WHAT TO WORK ON
Only the pictures are to be left out; set down the rest of the records exactly.

ENTRIES PROVIDED
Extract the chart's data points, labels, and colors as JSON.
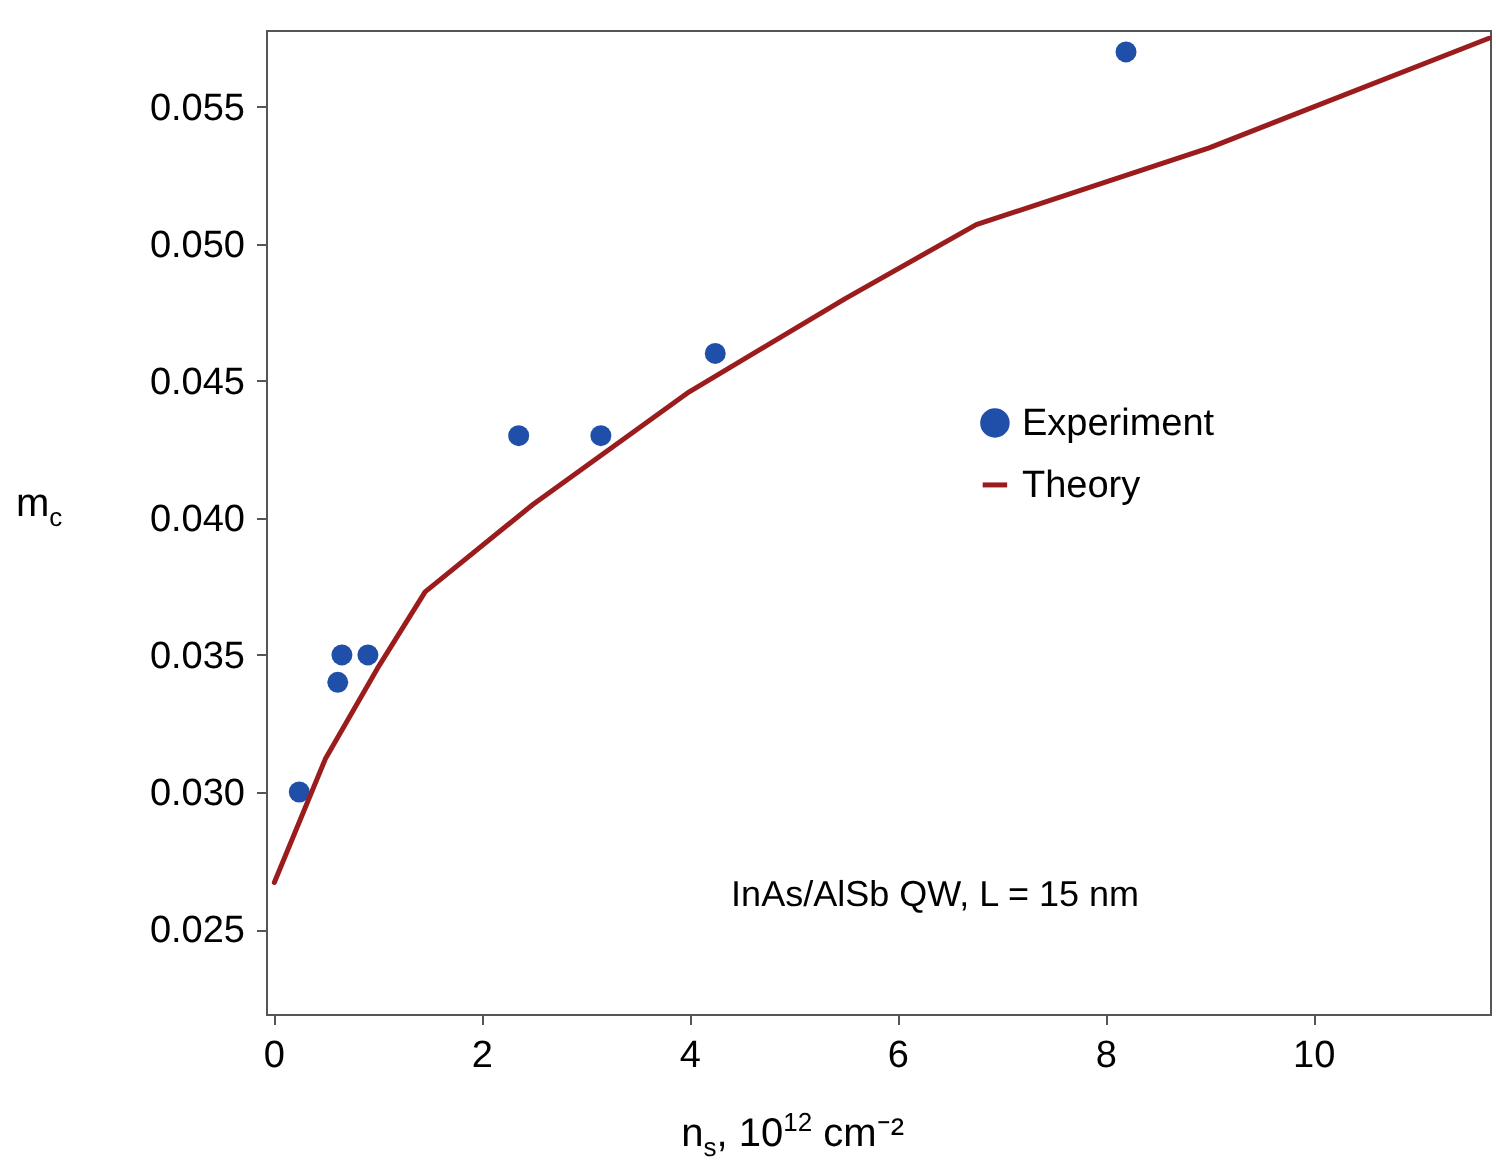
{
  "chart_data": {
    "type": "scatter",
    "xlabel": "n$_{s}$, 10$^{12}$ cm⁻²",
    "ylabel": "m$_{c}$",
    "xlim": [
      -0.07,
      11.7
    ],
    "xticks": [
      0,
      2,
      4,
      6,
      8,
      10
    ],
    "ylim": [
      0.0219,
      0.0578
    ],
    "yticks": [
      0.025,
      {
        "value": 0.03,
        "label": "0.030"
      },
      0.035,
      {
        "value": 0.04,
        "label": "0.040"
      },
      0.045,
      {
        "value": 0.05,
        "label": "0.050"
      },
      0.055
    ],
    "grid": false,
    "legend": "right",
    "annotations": [
      "InAs/AlSb  QW, L = 15 nm"
    ],
    "series": [
      {
        "name": "Experiment",
        "marker": "circle",
        "color": "#1f4fa8",
        "x": [
          0.25,
          0.62,
          0.66,
          0.91,
          2.36,
          3.15,
          4.25,
          8.2
        ],
        "values": [
          0.03,
          0.034,
          0.035,
          0.035,
          0.043,
          0.043,
          0.046,
          0.057
        ]
      },
      {
        "name": "Theory",
        "type": "line",
        "color": "#9b1c1c",
        "line_style": "solid",
        "marker": "none",
        "x": [
          0.01,
          0.5,
          1.0,
          1.46,
          2.5,
          4.0,
          5.5,
          6.76,
          9.0,
          11.69
        ],
        "values": [
          0.0267,
          0.0312,
          0.0345,
          0.0373,
          0.0405,
          0.0446,
          0.048,
          0.0507,
          0.0535,
          0.0575
        ]
      }
    ]
  }
}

RESULT
Extract the chart's data points, labels, and colors as JSON.
{
  "chart_data": {
    "type": "scatter",
    "xlabel": "n$_{s}$, 10$^{12}$ cm⁻²",
    "ylabel": "m$_{c}$",
    "xlim": [
      -0.07,
      11.7
    ],
    "xticks": [
      0,
      2,
      4,
      6,
      8,
      10
    ],
    "ylim": [
      0.0219,
      0.0578
    ],
    "yticks": [
      0.025,
      {
        "value": 0.03,
        "label": "0.030"
      },
      0.035,
      {
        "value": 0.04,
        "label": "0.040"
      },
      0.045,
      {
        "value": 0.05,
        "label": "0.050"
      },
      0.055
    ],
    "grid": false,
    "legend": "right",
    "annotations": [
      "InAs/AlSb  QW, L = 15 nm"
    ],
    "series": [
      {
        "name": "Experiment",
        "marker": "circle",
        "color": "#1f4fa8",
        "x": [
          0.25,
          0.62,
          0.66,
          0.91,
          2.36,
          3.15,
          4.25,
          8.2
        ],
        "values": [
          0.03,
          0.034,
          0.035,
          0.035,
          0.043,
          0.043,
          0.046,
          0.057
        ]
      },
      {
        "name": "Theory",
        "type": "line",
        "color": "#9b1c1c",
        "line_style": "solid",
        "marker": "none",
        "x": [
          0.01,
          0.5,
          1.0,
          1.46,
          2.5,
          4.0,
          5.5,
          6.76,
          9.0,
          11.69
        ],
        "values": [
          0.0267,
          0.0312,
          0.0345,
          0.0373,
          0.0405,
          0.0446,
          0.048,
          0.0507,
          0.0535,
          0.0575
        ]
      }
    ]
  }
}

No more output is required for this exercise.